▶ **Petunjuk Tugas**
(1) Menurut teks tentang sejarah Olimpiade, apa yang diberikan kepada pemenang lomba?
(2) Tuliskan lanjutan teks tentang sejarah Olimpiade, dimulai setelah kalimat terakhir yang ditampilkan.

▶ **Kutipan Terpilih**
----
Meskipun saya sangat meyakini perlunya
keseimbangan yang harmoni antara aspek kepribadian, akademik, dan jasmani untuk mencapai suatu kondisi ideal kepribadian
(integritas), namun pada kesempatan ini pebahasan akan lebih dititik beratkan
pada bidang jasmani melalui pendekatan psikologi olah raga.
Penerapan psikologi
dalam bidang olahraga ini ditujukan untuk membantu agar bakat olahraga yang ada
dalam diri seseorang dapat dikembangkan seoptimal mungkin dan mengurangi adanya
kendala yang ada dalam kepribadiannya.
Sebelum membahas
lebih tentang sejaumana hubungan olah raga dengan pengembangan karakter, ada
baiknya sekilas kita mempelajari sejarah tentang duania olah raga, khususnya
sejarah Olimpiade Kuno (1300 – 776
Sebelum Masehi).
Pada mulanya
olimpiade adalah bagian dari ritual keagamaan bangsa Yunani (Greece) dan
koloninya untuk menyembah dan memuja dewa Zeus. Setelah dilakukan ritual keagamaan di sebuah kuil di bukit Kronus dikota Olimpia, selanjutnya
dilakukan sebuah festival/lomba
olahraga yang diikuti oleh ratusan atlit bangsa Yunani yang dimaksudkan
sebagai penghargaan dan rasa syukur bagi dewa Zeus.
OLahraga
yang diperlombakan pada awalnya adalah berkuda, tinju dan pentathlon yang terdiri
dari lompat jauh,lempar lembing,lempar cakram, lari dan gulat. Pada saat itu para atlit melakukan lomba
dengan bertelanjang bulat. Lomba
diadakan setiap 4 tahun sekali di stadion berkapasitas 40.000 dan berlangsung
selama 5 hari.
Peserta dan penonton yang diijinkan
berpartisipasi hanyalah kaum pria. Selama masa perlombaan berlangsung semua
aktifitas peperangan dan sikap sikap permusuhan dihentikan dan dilarang. Pemenang lomba diberikan mahkota yang
terbuat dari daun Zaitun dan diberikan gelar pahlawan. Begitu dihormatinya para
pemenang, sehingga sebuah peperangan akan berhenti bila “sang pemenang”
melintas medan pertempuran.
Pada 393 Setelah Masehi Lomba di Olimpia dihentikan oleh kerajaan kristen
yang berkuasa pada saat itu yaitu Theodore I. Pada 426 Setelah Masehi Raja Theodore II menghancurkan kota
Olimpia. Selain itu kota Olimpia
hancur & hilang akibat bencana alam.
Sejarah Olimpiade Modern ,
Olympimsm & Gerakan Olympiade.
Sejarah Olimpiade Abad 19 kembali pada tahun 1852, ketika arkeolog
Jerman Ernst Curtius yang bekerja di reruntuhan Olympia menemukan kembali peninggalan kebudayaan kota Olimpia.
----
▶ **Data yang Diberikan**

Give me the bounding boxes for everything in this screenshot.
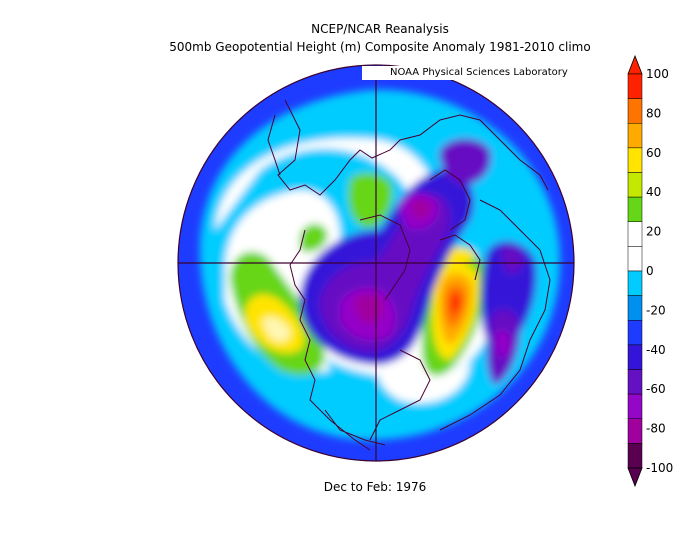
colorbar-tick-label: 20	[646, 225, 661, 239]
chart-title: NCEP/NCAR Reanalysis	[311, 22, 449, 36]
chart-subtitle: 500mb Geopotential Height (m) Composite …	[169, 40, 591, 54]
colorbar-arrow-top	[627, 54, 643, 75]
colorbar-tick-label: -60	[646, 382, 666, 396]
colorbar-segment	[627, 270, 643, 296]
colorbar-segment	[627, 98, 643, 124]
date-range-label: Dec to Feb: 1976	[323, 480, 427, 494]
colorbar-segment	[627, 418, 643, 444]
colorbar-segment	[627, 123, 643, 149]
colorbar-tick-label: 80	[646, 106, 661, 120]
colorbar-segment	[627, 295, 643, 321]
credit-label: NOAA Physical Sciences Laboratory	[362, 66, 568, 80]
colorbar-segments	[627, 54, 643, 488]
colorbar-tick-label: 40	[646, 185, 661, 199]
colorbar-tick-label: -100	[646, 461, 673, 475]
colorbar-segment	[627, 172, 643, 198]
map-border	[177, 64, 575, 462]
colorbar-segment	[627, 344, 643, 370]
colorbar-segment	[627, 221, 643, 247]
colorbar-segment	[627, 320, 643, 346]
colorbar-segment	[627, 369, 643, 395]
colorbar-tick-label: -20	[646, 303, 666, 317]
colorbar-tick-label: -80	[646, 422, 666, 436]
colorbar-tick-label: -40	[646, 343, 666, 357]
coastlines	[267, 99, 551, 451]
colorbar-segment	[627, 147, 643, 173]
colorbar-tick-label: 0	[646, 264, 654, 278]
colorbar-segment	[627, 196, 643, 222]
colorbar-segment	[627, 246, 643, 272]
colorbar-segment	[627, 73, 643, 99]
colorbar-tick-label: 60	[646, 146, 661, 160]
colorbar-arrow-bottom	[627, 467, 643, 488]
colorbar-segment	[627, 393, 643, 419]
colorbar-ticks: 100 80 60 40 20 0 -20 -40 -60 -80 -100	[646, 67, 673, 475]
colorbar-tick-label: 100	[646, 67, 669, 81]
colorbar-segment	[627, 443, 643, 469]
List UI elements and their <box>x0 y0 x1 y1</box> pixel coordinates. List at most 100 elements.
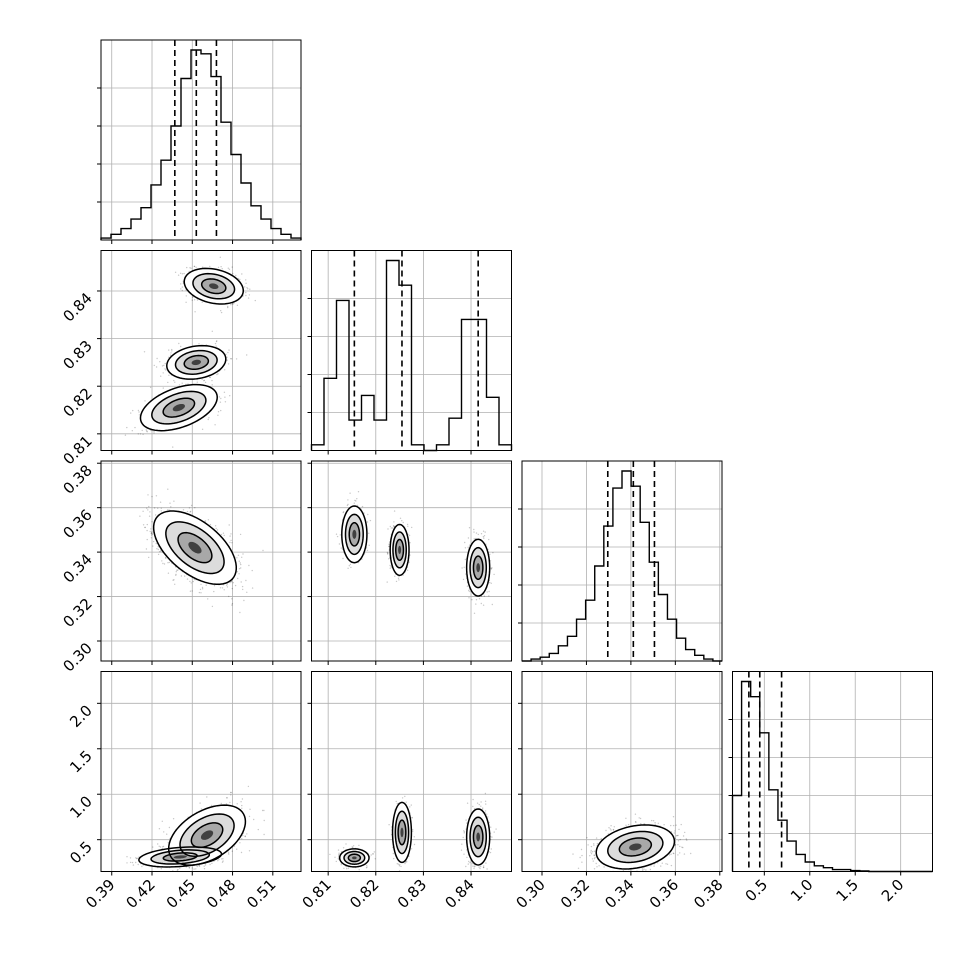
scatter-point <box>157 548 159 551</box>
scatter-point <box>169 354 172 356</box>
scatter-point <box>146 431 148 433</box>
scatter-point <box>163 563 166 565</box>
scatter-point <box>231 587 233 590</box>
scatter-point <box>475 532 478 534</box>
scatter-point <box>483 595 486 597</box>
scatter-point <box>163 364 165 367</box>
scatter-point <box>402 521 404 524</box>
param-3-y-tick-label: 0.32 <box>59 595 95 631</box>
scatter-point <box>366 549 369 552</box>
param-4-x-tick-label: 1.0 <box>787 876 817 906</box>
scatter-point <box>150 532 153 534</box>
scatter-point <box>350 566 352 569</box>
scatter-point <box>464 547 467 549</box>
scatter-point <box>179 272 182 274</box>
scatter-point <box>168 356 170 358</box>
scatter-point <box>228 268 231 270</box>
scatter-point <box>239 611 241 614</box>
param-2-y-tick-label: 0.84 <box>59 289 95 325</box>
scatter-point <box>139 433 142 435</box>
scatter-point <box>238 573 240 575</box>
scatter-point <box>243 599 245 602</box>
scatter-point <box>190 582 192 584</box>
contour-line <box>174 349 218 375</box>
hist-panel-3 <box>518 460 723 665</box>
scatter-point <box>389 525 391 528</box>
scatter-point <box>228 524 230 526</box>
scatter-point <box>198 343 200 345</box>
param-3-y-tick-label: 0.38 <box>59 461 95 497</box>
scatter-point <box>407 525 409 527</box>
scatter-point <box>248 564 250 567</box>
scatter-point <box>142 510 144 512</box>
scatter-point <box>195 266 197 268</box>
scatter-point <box>203 380 205 382</box>
scatter-point <box>174 271 177 273</box>
scatter-point <box>160 510 162 512</box>
scatter-point <box>141 429 143 432</box>
scatter-point <box>186 266 188 269</box>
scatter-point <box>175 574 177 576</box>
scatter-point <box>177 569 179 571</box>
scatter-point <box>489 560 492 562</box>
hist-panel-4: 0.5 1.0 1.5 2.0 <box>728 671 933 906</box>
scatter-point <box>475 537 477 540</box>
scatter-point <box>142 433 144 436</box>
scatter-point <box>246 591 248 593</box>
scatter-point <box>156 548 158 550</box>
contour-line <box>200 278 227 295</box>
scatter-point <box>387 528 389 530</box>
scatter-point <box>247 297 250 299</box>
scatter-point <box>190 504 193 507</box>
scatter-point <box>143 351 146 353</box>
scatter-point <box>484 531 486 533</box>
scatter-point <box>209 376 211 379</box>
scatter-point <box>245 291 247 294</box>
scatter-point <box>231 266 233 268</box>
panel-frame <box>100 250 302 451</box>
scatter-point <box>482 530 485 532</box>
scatter-point <box>201 588 204 590</box>
scatter-point <box>180 575 183 577</box>
scatter-point <box>465 573 467 575</box>
panel-frame <box>100 39 302 241</box>
scatter-point <box>145 429 147 431</box>
scatter-point <box>165 557 167 559</box>
scatter-point <box>228 349 230 351</box>
scatter-point <box>180 283 182 285</box>
scatter-point <box>175 573 177 576</box>
scatter-point <box>161 560 163 562</box>
scatter-point <box>491 567 493 569</box>
scatter-point <box>164 362 166 365</box>
scatter-point <box>148 505 150 508</box>
scatter-point <box>401 520 403 522</box>
scatter-point <box>248 294 251 296</box>
scatter-point <box>482 536 485 538</box>
scatter-point <box>196 381 198 383</box>
scatter-point <box>207 519 210 521</box>
scatter-point <box>475 603 477 605</box>
scatter-point <box>224 396 226 398</box>
scatter-point <box>386 551 389 554</box>
scatter-point <box>246 287 248 289</box>
scatter-point <box>173 500 175 502</box>
scatter-point <box>227 306 229 309</box>
scatter-point <box>156 357 158 360</box>
scatter-point <box>160 550 162 553</box>
density-core <box>172 403 185 412</box>
scatter-point <box>226 356 228 358</box>
scatter-point <box>226 583 229 585</box>
scatter-point <box>146 538 148 541</box>
scatter-point <box>126 426 128 429</box>
scatter-point <box>408 534 411 537</box>
scatter-point <box>217 411 220 413</box>
scatter-point <box>146 507 148 509</box>
scatter-point <box>216 529 219 531</box>
scatter-point <box>217 266 220 269</box>
scatter-point <box>157 507 159 509</box>
scatter-point <box>361 505 364 508</box>
scatter-point <box>168 561 171 564</box>
joint-content <box>124 256 256 448</box>
scatter-point <box>124 434 127 436</box>
scatter-point <box>220 311 223 314</box>
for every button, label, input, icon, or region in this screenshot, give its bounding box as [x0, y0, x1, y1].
----
▶ **Hasil Jawaban**
(1) Pemenang lomba diberikan mahkota yang terbuat dari daun zaitun dan gelar pahlawan.

(2)
Idenya untuk menghidupkan kembali olimpiade diterima oleh Baron Pierre De Coubertin, seorang bangsawan prancis. Dengan motto "The important thing is not to
win, but to participate" pada tanggal 23 Juni 1884, ia memberikan
gagasan untuk membangkitkan kembali Semangat Lomba Olimpia (Olympism) yang
dipadukan dengan penyelenggaraan
pertandingan olah raga tingkat internasional (olympic games) yang kemudian dikenal dengan gerakan olimpiade (olympic movement). Ide dasarnya adalah menciptakan kehidupan yang damai di dunia melalui kegiatan olah raga
antar bangsa.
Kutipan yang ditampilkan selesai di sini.